_DESCRIPTION OF THE TASK_
Make an exact copy of all the entries, with the pictures left out.

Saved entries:
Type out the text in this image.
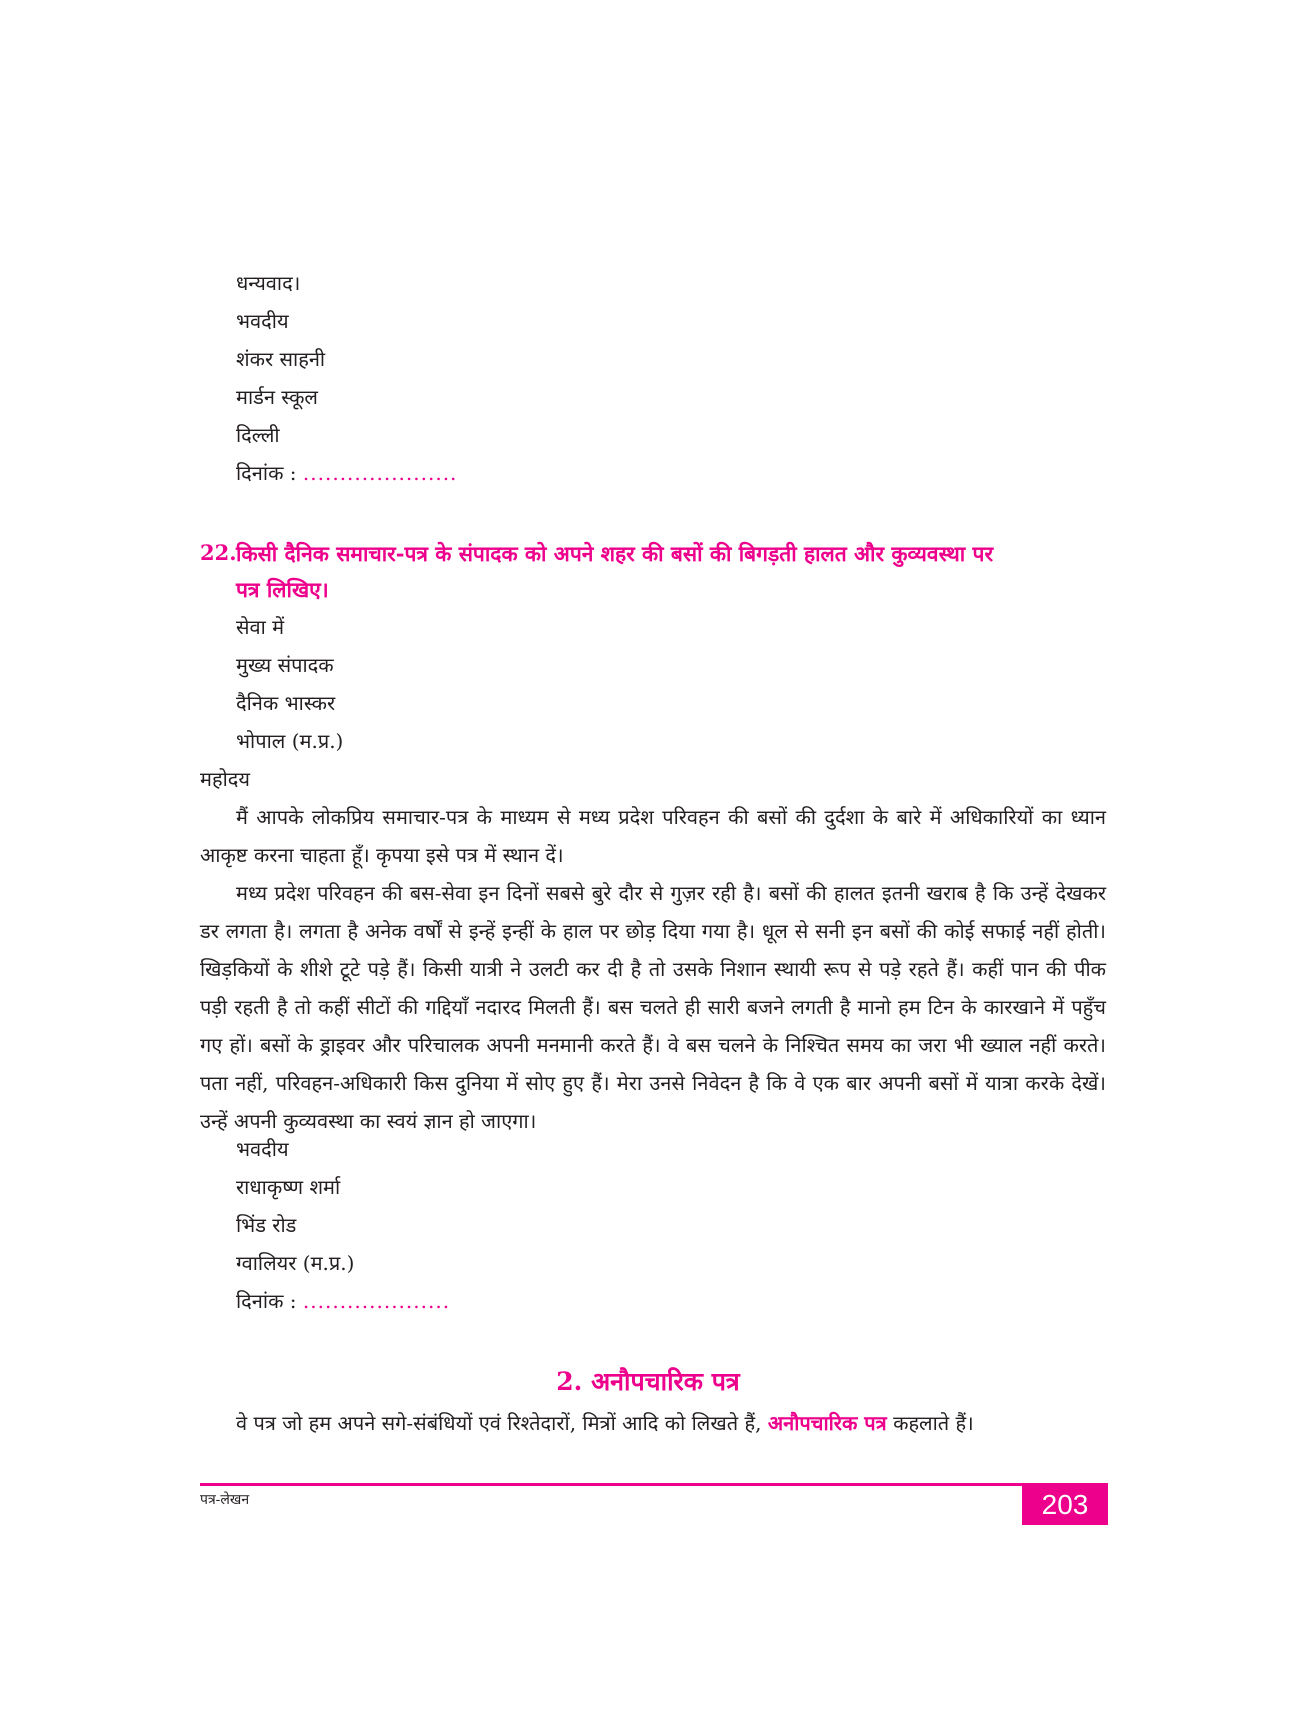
धन्यवाद।
भवदीय
शंकर साहनी
मार्डन स्कूल
दिल्ली
दिनांक : .....................
22. किसी दैनिक समाचार-पत्र के संपादक को अपने शहर की बसों की बिगड़ती हालत और कुव्यवस्था पर
पत्र लिखिए।
सेवा में
मुख्य संपादक
दैनिक भास्कर
भोपाल (म.प्र.)
महोदय
मैं आपके लोकप्रिय समाचार-पत्र के माध्यम से मध्य प्रदेश परिवहन की बसों की दुर्दशा के बारे में अधिकारियों का ध्यान आकृष्ट करना चाहता हूँ। कृपया इसे पत्र में स्थान दें।
मध्य प्रदेश परिवहन की बस-सेवा इन दिनों सबसे बुरे दौर से गुज़र रही है। बसों की हालत इतनी खराब है कि उन्हें देखकर डर लगता है। लगता है अनेक वर्षों से इन्हें इन्हीं के हाल पर छोड़ दिया गया है। धूल से सनी इन बसों की कोई सफाई नहीं होती। खिड़कियों के शीशे टूटे पड़े हैं। किसी यात्री ने उलटी कर दी है तो उसके निशान स्थायी रूप से पड़े रहते हैं। कहीं पान की पीक पड़ी रहती है तो कहीं सीटों की गद्दियाँ नदारद मिलती हैं। बस चलते ही सारी बजने लगती है मानो हम टिन के कारखाने में पहुँच गए हों। बसों के ड्राइवर और परिचालक अपनी मनमानी करते हैं। वे बस चलने के निश्चित समय का जरा भी ख्याल नहीं करते। पता नहीं, परिवहन-अधिकारी किस दुनिया में सोए हुए हैं। मेरा उनसे निवेदन है कि वे एक बार अपनी बसों में यात्रा करके देखें। उन्हें अपनी कुव्यवस्था का स्वयं ज्ञान हो जाएगा।
भवदीय
राधाकृष्ण शर्मा
भिंड रोड
ग्वालियर (म.प्र.)
दिनांक : ....................
2. अनौपचारिक पत्र
वे पत्र जो हम अपने सगे-संबंधियों एवं रिश्तेदारों, मित्रों आदि को लिखते हैं, अनौपचारिक पत्र कहलाते हैं।
पत्र-लेखन	203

_TASK SOLUTION_
Type out the text in this image.
धन्यवाद।
भवदीय
शंकर साहनी
मार्डन स्कूल
दिल्ली
दिनांक : .....................
22. किसी दैनिक समाचार-पत्र के संपादक को अपने शहर की बसों की बिगड़ती हालत और कुव्यवस्था पर
पत्र लिखिए।
सेवा में
मुख्य संपादक
दैनिक भास्कर
भोपाल (म.प्र.)
महोदय
मैं आपके लोकप्रिय समाचार-पत्र के माध्यम से मध्य प्रदेश परिवहन की बसों की दुर्दशा के बारे में अधिकारियों का ध्यान आकृष्ट करना चाहता हूँ। कृपया इसे पत्र में स्थान दें।
मध्य प्रदेश परिवहन की बस-सेवा इन दिनों सबसे बुरे दौर से गुज़र रही है। बसों की हालत इतनी खराब है कि उन्हें देखकर डर लगता है। लगता है अनेक वर्षों से इन्हें इन्हीं के हाल पर छोड़ दिया गया है। धूल से सनी इन बसों की कोई सफाई नहीं होती। खिड़कियों के शीशे टूटे पड़े हैं। किसी यात्री ने उलटी कर दी है तो उसके निशान स्थायी रूप से पड़े रहते हैं। कहीं पान की पीक पड़ी रहती है तो कहीं सीटों की गद्दियाँ नदारद मिलती हैं। बस चलते ही सारी बजने लगती है मानो हम टिन के कारखाने में पहुँच गए हों। बसों के ड्राइवर और परिचालक अपनी मनमानी करते हैं। वे बस चलने के निश्चित समय का जरा भी ख्याल नहीं करते। पता नहीं, परिवहन-अधिकारी किस दुनिया में सोए हुए हैं। मेरा उनसे निवेदन है कि वे एक बार अपनी बसों में यात्रा करके देखें। उन्हें अपनी कुव्यवस्था का स्वयं ज्ञान हो जाएगा।
भवदीय
राधाकृष्ण शर्मा
भिंड रोड
ग्वालियर (म.प्र.)
दिनांक : ....................
2. अनौपचारिक पत्र
वे पत्र जो हम अपने सगे-संबंधियों एवं रिश्तेदारों, मित्रों आदि को लिखते हैं, अनौपचारिक पत्र कहलाते हैं।
पत्र-लेखन	203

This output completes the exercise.